▶ Problem
The entries below should be transcribed in their entirety, exactly as written.

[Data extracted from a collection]
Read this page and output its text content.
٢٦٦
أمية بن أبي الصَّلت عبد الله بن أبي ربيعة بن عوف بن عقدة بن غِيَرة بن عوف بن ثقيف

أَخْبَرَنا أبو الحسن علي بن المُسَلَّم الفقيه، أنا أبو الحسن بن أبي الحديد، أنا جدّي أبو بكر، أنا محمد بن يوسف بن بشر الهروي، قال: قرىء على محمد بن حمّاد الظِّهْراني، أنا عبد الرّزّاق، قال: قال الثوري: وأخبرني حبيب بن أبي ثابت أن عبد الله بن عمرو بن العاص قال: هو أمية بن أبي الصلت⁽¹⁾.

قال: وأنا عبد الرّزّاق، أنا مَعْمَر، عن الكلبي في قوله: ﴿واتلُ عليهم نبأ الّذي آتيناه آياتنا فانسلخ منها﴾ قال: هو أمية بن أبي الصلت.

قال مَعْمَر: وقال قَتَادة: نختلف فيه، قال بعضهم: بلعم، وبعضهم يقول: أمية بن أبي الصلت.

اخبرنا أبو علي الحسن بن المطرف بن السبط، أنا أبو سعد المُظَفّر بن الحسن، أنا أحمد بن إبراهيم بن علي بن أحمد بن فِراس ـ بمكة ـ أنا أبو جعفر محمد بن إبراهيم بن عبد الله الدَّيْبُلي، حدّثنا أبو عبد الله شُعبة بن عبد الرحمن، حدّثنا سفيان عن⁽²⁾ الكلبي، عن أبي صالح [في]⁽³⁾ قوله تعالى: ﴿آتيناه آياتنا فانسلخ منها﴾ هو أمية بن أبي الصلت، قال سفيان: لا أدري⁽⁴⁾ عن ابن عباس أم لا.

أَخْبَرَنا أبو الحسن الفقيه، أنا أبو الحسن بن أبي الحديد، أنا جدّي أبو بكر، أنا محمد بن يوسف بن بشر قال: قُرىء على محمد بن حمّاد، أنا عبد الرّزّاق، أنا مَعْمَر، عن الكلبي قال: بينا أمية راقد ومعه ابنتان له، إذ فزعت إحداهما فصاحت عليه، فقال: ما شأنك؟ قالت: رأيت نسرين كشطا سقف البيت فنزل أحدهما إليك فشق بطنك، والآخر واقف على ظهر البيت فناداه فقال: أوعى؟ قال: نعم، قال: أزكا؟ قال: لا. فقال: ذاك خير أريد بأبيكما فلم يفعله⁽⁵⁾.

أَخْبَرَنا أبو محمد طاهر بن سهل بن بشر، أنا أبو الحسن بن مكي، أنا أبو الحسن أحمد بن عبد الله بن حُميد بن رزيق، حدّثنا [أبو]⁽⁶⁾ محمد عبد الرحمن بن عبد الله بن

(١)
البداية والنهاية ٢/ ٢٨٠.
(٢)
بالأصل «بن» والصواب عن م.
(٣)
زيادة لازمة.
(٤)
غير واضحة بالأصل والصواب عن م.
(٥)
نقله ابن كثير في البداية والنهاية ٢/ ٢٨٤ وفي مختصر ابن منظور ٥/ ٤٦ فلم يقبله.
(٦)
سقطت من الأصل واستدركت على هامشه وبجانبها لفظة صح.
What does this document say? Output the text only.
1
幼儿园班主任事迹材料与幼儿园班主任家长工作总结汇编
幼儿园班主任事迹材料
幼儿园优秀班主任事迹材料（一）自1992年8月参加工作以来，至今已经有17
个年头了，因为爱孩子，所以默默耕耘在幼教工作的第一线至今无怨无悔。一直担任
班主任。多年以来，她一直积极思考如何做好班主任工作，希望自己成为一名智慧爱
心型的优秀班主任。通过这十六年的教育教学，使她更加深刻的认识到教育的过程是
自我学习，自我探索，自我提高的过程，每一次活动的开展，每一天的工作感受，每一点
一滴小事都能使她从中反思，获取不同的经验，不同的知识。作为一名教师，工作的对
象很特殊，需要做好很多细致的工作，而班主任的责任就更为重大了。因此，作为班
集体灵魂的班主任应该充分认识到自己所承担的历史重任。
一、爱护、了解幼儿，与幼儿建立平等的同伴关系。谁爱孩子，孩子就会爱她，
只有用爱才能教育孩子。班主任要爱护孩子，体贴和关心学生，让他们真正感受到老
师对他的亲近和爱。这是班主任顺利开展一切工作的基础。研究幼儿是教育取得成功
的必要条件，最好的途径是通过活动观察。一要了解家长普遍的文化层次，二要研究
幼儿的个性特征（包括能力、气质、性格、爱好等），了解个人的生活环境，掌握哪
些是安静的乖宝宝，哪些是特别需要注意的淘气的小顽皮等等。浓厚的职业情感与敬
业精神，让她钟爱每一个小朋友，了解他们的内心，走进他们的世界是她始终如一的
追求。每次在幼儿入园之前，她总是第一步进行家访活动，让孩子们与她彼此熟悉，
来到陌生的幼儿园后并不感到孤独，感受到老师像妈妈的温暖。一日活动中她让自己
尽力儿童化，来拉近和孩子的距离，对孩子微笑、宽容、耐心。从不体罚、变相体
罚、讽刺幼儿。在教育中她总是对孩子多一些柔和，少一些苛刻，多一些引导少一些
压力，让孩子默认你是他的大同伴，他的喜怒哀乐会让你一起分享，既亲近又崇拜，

▶ Answer
Read this page and output its text content.
٢٦٦
أمية بن أبي الصَّلت عبد الله بن أبي ربيعة بن عوف بن عقدة بن غِيَرة بن عوف بن ثقيف

أَخْبَرَنا أبو الحسن علي بن المُسَلَّم الفقيه، أنا أبو الحسن بن أبي الحديد، أنا جدّي أبو بكر، أنا محمد بن يوسف بن بشر الهروي، قال: قرىء على محمد بن حمّاد الظِّهْراني، أنا عبد الرّزّاق، قال: قال الثوري: وأخبرني حبيب بن أبي ثابت أن عبد الله بن عمرو بن العاص قال: هو أمية بن أبي الصلت⁽¹⁾.

قال: وأنا عبد الرّزّاق، أنا مَعْمَر، عن الكلبي في قوله: ﴿واتلُ عليهم نبأ الّذي آتيناه آياتنا فانسلخ منها﴾ قال: هو أمية بن أبي الصلت.

قال مَعْمَر: وقال قَتَادة: نختلف فيه، قال بعضهم: بلعم، وبعضهم يقول: أمية بن أبي الصلت.

اخبرنا أبو علي الحسن بن المطرف بن السبط، أنا أبو سعد المُظَفّر بن الحسن، أنا أحمد بن إبراهيم بن علي بن أحمد بن فِراس ـ بمكة ـ أنا أبو جعفر محمد بن إبراهيم بن عبد الله الدَّيْبُلي، حدّثنا أبو عبد الله شُعبة بن عبد الرحمن، حدّثنا سفيان عن⁽²⁾ الكلبي، عن أبي صالح [في]⁽³⁾ قوله تعالى: ﴿آتيناه آياتنا فانسلخ منها﴾ هو أمية بن أبي الصلت، قال سفيان: لا أدري⁽⁴⁾ عن ابن عباس أم لا.

أَخْبَرَنا أبو الحسن الفقيه، أنا أبو الحسن بن أبي الحديد، أنا جدّي أبو بكر، أنا محمد بن يوسف بن بشر قال: قُرىء على محمد بن حمّاد، أنا عبد الرّزّاق، أنا مَعْمَر، عن الكلبي قال: بينا أمية راقد ومعه ابنتان له، إذ فزعت إحداهما فصاحت عليه، فقال: ما شأنك؟ قالت: رأيت نسرين كشطا سقف البيت فنزل أحدهما إليك فشق بطنك، والآخر واقف على ظهر البيت فناداه فقال: أوعى؟ قال: نعم، قال: أزكا؟ قال: لا. فقال: ذاك خير أريد بأبيكما فلم يفعله⁽⁵⁾.

أَخْبَرَنا أبو محمد طاهر بن سهل بن بشر، أنا أبو الحسن بن مكي، أنا أبو الحسن أحمد بن عبد الله بن حُميد بن رزيق، حدّثنا [أبو]⁽⁶⁾ محمد عبد الرحمن بن عبد الله بن

(١)
البداية والنهاية ٢/ ٢٨٠.
(٢)
بالأصل «بن» والصواب عن م.
(٣)
زيادة لازمة.
(٤)
غير واضحة بالأصل والصواب عن م.
(٥)
نقله ابن كثير في البداية والنهاية ٢/ ٢٨٤ وفي مختصر ابن منظور ٥/ ٤٦ فلم يقبله.
(٦)
سقطت من الأصل واستدركت على هامشه وبجانبها لفظة صح.
What does this document say? Output the text only.
1
幼儿园班主任事迹材料与幼儿园班主任家长工作总结汇编
幼儿园班主任事迹材料
幼儿园优秀班主任事迹材料（一）自1992年8月参加工作以来，至今已经有17
个年头了，因为爱孩子，所以默默耕耘在幼教工作的第一线至今无怨无悔。一直担任
班主任。多年以来，她一直积极思考如何做好班主任工作，希望自己成为一名智慧爱
心型的优秀班主任。通过这十六年的教育教学，使她更加深刻的认识到教育的过程是
自我学习，自我探索，自我提高的过程，每一次活动的开展，每一天的工作感受，每一点
一滴小事都能使她从中反思，获取不同的经验，不同的知识。作为一名教师，工作的对
象很特殊，需要做好很多细致的工作，而班主任的责任就更为重大了。因此，作为班
集体灵魂的班主任应该充分认识到自己所承担的历史重任。
一、爱护、了解幼儿，与幼儿建立平等的同伴关系。谁爱孩子，孩子就会爱她，
只有用爱才能教育孩子。班主任要爱护孩子，体贴和关心学生，让他们真正感受到老
师对他的亲近和爱。这是班主任顺利开展一切工作的基础。研究幼儿是教育取得成功
的必要条件，最好的途径是通过活动观察。一要了解家长普遍的文化层次，二要研究
幼儿的个性特征（包括能力、气质、性格、爱好等），了解个人的生活环境，掌握哪
些是安静的乖宝宝，哪些是特别需要注意的淘气的小顽皮等等。浓厚的职业情感与敬
业精神，让她钟爱每一个小朋友，了解他们的内心，走进他们的世界是她始终如一的
追求。每次在幼儿入园之前，她总是第一步进行家访活动，让孩子们与她彼此熟悉，
来到陌生的幼儿园后并不感到孤独，感受到老师像妈妈的温暖。一日活动中她让自己
尽力儿童化，来拉近和孩子的距离，对孩子微笑、宽容、耐心。从不体罚、变相体
罚、讽刺幼儿。在教育中她总是对孩子多一些柔和，少一些苛刻，多一些引导少一些
压力，让孩子默认你是他的大同伴，他的喜怒哀乐会让你一起分享，既亲近又崇拜，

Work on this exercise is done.